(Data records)

★ ★ ★ ★

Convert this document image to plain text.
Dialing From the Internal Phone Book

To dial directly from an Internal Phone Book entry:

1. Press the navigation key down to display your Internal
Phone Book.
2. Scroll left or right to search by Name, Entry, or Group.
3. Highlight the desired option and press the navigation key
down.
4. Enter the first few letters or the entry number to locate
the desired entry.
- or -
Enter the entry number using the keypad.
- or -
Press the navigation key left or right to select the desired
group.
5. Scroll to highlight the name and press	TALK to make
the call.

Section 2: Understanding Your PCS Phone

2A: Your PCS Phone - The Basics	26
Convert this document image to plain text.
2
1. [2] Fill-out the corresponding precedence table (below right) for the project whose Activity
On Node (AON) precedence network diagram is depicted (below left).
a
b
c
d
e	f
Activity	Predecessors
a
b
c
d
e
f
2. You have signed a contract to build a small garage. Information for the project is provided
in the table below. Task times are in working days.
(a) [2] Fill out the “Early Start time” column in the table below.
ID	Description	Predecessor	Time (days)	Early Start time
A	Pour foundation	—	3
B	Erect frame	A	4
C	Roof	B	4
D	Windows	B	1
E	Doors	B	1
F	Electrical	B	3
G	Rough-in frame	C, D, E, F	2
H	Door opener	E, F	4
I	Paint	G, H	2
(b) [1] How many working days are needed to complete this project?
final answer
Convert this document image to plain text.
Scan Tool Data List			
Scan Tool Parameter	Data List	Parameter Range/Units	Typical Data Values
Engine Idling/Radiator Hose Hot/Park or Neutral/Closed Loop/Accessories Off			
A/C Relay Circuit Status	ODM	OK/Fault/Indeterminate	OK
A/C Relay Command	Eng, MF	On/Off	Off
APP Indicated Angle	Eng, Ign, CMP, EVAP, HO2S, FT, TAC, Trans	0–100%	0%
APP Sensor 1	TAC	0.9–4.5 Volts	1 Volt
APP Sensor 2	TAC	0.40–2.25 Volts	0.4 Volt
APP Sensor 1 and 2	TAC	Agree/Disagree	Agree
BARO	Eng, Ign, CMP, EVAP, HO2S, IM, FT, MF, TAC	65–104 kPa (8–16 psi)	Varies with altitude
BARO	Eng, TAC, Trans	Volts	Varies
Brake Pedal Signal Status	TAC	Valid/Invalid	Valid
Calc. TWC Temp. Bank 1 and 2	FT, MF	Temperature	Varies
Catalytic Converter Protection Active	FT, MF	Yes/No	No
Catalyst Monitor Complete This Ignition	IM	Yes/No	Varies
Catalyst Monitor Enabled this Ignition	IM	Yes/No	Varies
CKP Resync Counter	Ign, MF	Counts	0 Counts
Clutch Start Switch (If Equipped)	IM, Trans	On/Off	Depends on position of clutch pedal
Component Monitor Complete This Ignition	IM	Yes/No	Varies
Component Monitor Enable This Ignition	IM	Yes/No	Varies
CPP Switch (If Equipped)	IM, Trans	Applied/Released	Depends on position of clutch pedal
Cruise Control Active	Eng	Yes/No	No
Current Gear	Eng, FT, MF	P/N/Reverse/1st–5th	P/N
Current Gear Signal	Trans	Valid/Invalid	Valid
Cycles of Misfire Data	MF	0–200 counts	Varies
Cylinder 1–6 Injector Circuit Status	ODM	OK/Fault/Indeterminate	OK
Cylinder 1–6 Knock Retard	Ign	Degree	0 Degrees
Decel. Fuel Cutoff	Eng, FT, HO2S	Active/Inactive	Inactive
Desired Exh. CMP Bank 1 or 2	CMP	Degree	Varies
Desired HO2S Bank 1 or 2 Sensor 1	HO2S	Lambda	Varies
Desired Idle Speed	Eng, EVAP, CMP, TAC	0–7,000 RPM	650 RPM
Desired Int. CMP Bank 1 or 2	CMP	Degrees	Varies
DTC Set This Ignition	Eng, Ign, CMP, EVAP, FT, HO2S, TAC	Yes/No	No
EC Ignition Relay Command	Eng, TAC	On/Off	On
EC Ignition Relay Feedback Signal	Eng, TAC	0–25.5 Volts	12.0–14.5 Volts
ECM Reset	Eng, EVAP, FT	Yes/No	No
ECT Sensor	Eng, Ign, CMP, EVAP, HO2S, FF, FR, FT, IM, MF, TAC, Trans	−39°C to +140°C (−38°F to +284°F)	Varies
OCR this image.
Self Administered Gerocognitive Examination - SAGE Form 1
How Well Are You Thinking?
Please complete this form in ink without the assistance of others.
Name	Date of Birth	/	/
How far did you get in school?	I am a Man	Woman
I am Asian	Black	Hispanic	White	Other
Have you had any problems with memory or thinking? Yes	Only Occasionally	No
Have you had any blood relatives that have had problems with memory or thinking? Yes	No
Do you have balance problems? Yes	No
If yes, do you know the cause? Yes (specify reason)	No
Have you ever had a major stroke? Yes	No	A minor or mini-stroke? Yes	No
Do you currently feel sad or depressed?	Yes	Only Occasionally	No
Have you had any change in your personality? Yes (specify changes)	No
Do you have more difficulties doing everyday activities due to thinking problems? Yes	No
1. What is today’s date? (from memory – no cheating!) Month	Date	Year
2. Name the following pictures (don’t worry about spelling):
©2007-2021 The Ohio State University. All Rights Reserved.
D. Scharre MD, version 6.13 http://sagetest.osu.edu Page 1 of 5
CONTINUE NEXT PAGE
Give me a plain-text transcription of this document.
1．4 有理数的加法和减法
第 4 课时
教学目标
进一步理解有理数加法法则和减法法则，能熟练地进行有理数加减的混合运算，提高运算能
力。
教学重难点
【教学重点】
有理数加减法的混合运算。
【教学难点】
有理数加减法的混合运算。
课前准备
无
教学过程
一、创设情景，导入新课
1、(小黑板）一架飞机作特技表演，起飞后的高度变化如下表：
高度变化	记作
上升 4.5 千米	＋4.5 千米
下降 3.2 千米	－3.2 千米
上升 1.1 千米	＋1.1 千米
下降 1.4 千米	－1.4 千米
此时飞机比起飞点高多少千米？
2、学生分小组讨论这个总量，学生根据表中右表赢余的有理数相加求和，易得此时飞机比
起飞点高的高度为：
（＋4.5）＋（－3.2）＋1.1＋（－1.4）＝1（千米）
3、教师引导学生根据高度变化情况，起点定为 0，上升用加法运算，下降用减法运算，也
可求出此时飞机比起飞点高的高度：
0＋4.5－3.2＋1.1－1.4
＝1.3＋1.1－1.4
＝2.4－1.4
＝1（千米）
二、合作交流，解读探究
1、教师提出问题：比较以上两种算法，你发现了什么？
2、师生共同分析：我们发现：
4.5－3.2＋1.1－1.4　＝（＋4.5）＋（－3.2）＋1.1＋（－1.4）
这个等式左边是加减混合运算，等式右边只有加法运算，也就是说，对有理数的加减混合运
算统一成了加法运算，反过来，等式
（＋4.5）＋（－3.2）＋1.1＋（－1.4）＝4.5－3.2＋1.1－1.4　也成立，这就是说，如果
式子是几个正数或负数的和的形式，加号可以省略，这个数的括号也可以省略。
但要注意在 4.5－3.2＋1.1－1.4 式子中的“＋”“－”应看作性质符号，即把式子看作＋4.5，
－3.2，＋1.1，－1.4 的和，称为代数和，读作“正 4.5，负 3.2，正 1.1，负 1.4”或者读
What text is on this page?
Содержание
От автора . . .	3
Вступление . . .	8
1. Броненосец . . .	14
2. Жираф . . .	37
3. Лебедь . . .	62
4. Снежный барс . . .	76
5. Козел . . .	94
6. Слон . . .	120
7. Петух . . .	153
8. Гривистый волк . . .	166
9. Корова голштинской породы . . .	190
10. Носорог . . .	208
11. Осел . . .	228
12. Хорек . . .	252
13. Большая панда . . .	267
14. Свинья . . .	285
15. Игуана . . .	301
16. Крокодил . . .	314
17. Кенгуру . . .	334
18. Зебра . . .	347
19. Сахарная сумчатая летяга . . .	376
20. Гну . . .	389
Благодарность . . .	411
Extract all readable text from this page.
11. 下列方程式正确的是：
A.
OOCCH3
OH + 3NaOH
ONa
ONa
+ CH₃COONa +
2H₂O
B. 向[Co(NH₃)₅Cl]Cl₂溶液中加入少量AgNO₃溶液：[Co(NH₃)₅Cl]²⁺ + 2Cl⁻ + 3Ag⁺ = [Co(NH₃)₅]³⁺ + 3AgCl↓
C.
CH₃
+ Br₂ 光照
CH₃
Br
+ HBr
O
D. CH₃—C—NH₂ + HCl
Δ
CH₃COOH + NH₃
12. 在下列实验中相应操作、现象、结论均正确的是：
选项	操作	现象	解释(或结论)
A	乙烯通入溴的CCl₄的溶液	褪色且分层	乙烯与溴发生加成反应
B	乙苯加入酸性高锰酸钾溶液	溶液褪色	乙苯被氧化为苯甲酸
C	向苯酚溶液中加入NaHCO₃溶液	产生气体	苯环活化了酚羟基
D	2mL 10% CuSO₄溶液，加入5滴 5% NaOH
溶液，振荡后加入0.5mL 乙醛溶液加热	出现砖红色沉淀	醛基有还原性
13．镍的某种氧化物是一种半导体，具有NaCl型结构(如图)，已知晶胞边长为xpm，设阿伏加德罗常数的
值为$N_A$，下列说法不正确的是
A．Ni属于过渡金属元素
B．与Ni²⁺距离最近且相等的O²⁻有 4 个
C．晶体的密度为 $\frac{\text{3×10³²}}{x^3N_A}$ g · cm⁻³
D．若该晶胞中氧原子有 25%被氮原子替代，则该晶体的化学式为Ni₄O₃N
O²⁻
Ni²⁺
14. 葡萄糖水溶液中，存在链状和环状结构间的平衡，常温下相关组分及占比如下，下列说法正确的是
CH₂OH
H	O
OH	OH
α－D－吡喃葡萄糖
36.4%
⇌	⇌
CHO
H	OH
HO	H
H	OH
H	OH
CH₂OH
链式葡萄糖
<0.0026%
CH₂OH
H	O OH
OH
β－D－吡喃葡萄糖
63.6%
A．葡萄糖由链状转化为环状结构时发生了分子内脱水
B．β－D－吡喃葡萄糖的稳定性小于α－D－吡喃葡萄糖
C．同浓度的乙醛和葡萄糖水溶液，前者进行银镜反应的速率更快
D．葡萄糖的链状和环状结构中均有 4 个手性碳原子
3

★ ★ ★ ★

● **Aim of the task**:
In the listing above, find the line containing "Extract all readable text from this page.", then reproduce it and each line after it through the end, exactly and with nothing added.

● **Task answer**:
Extract all readable text from this page.
11. 下列方程式正确的是：
A.
OOCCH3
OH + 3NaOH
ONa
ONa
+ CH₃COONa +
2H₂O
B. 向[Co(NH₃)₅Cl]Cl₂溶液中加入少量AgNO₃溶液：[Co(NH₃)₅Cl]²⁺ + 2Cl⁻ + 3Ag⁺ = [Co(NH₃)₅]³⁺ + 3AgCl↓
C.
CH₃
+ Br₂ 光照
CH₃
Br
+ HBr
O
D. CH₃—C—NH₂ + HCl
Δ
CH₃COOH + NH₃
12. 在下列实验中相应操作、现象、结论均正确的是：
选项	操作	现象	解释(或结论)
A	乙烯通入溴的CCl₄的溶液	褪色且分层	乙烯与溴发生加成反应
B	乙苯加入酸性高锰酸钾溶液	溶液褪色	乙苯被氧化为苯甲酸
C	向苯酚溶液中加入NaHCO₃溶液	产生气体	苯环活化了酚羟基
D	2mL 10% CuSO₄溶液，加入5滴 5% NaOH
溶液，振荡后加入0.5mL 乙醛溶液加热	出现砖红色沉淀	醛基有还原性
13．镍的某种氧化物是一种半导体，具有NaCl型结构(如图)，已知晶胞边长为xpm，设阿伏加德罗常数的
值为$N_A$，下列说法不正确的是
A．Ni属于过渡金属元素
B．与Ni²⁺距离最近且相等的O²⁻有 4 个
C．晶体的密度为 $\frac{\text{3×10³²}}{x^3N_A}$ g · cm⁻³
D．若该晶胞中氧原子有 25%被氮原子替代，则该晶体的化学式为Ni₄O₃N
O²⁻
Ni²⁺
14. 葡萄糖水溶液中，存在链状和环状结构间的平衡，常温下相关组分及占比如下，下列说法正确的是
CH₂OH
H	O
OH	OH
α－D－吡喃葡萄糖
36.4%
⇌	⇌
CHO
H	OH
HO	H
H	OH
H	OH
CH₂OH
链式葡萄糖
<0.0026%
CH₂OH
H	O OH
OH
β－D－吡喃葡萄糖
63.6%
A．葡萄糖由链状转化为环状结构时发生了分子内脱水
B．β－D－吡喃葡萄糖的稳定性小于α－D－吡喃葡萄糖
C．同浓度的乙醛和葡萄糖水溶液，前者进行银镜反应的速率更快
D．葡萄糖的链状和环状结构中均有 4 个手性碳原子
3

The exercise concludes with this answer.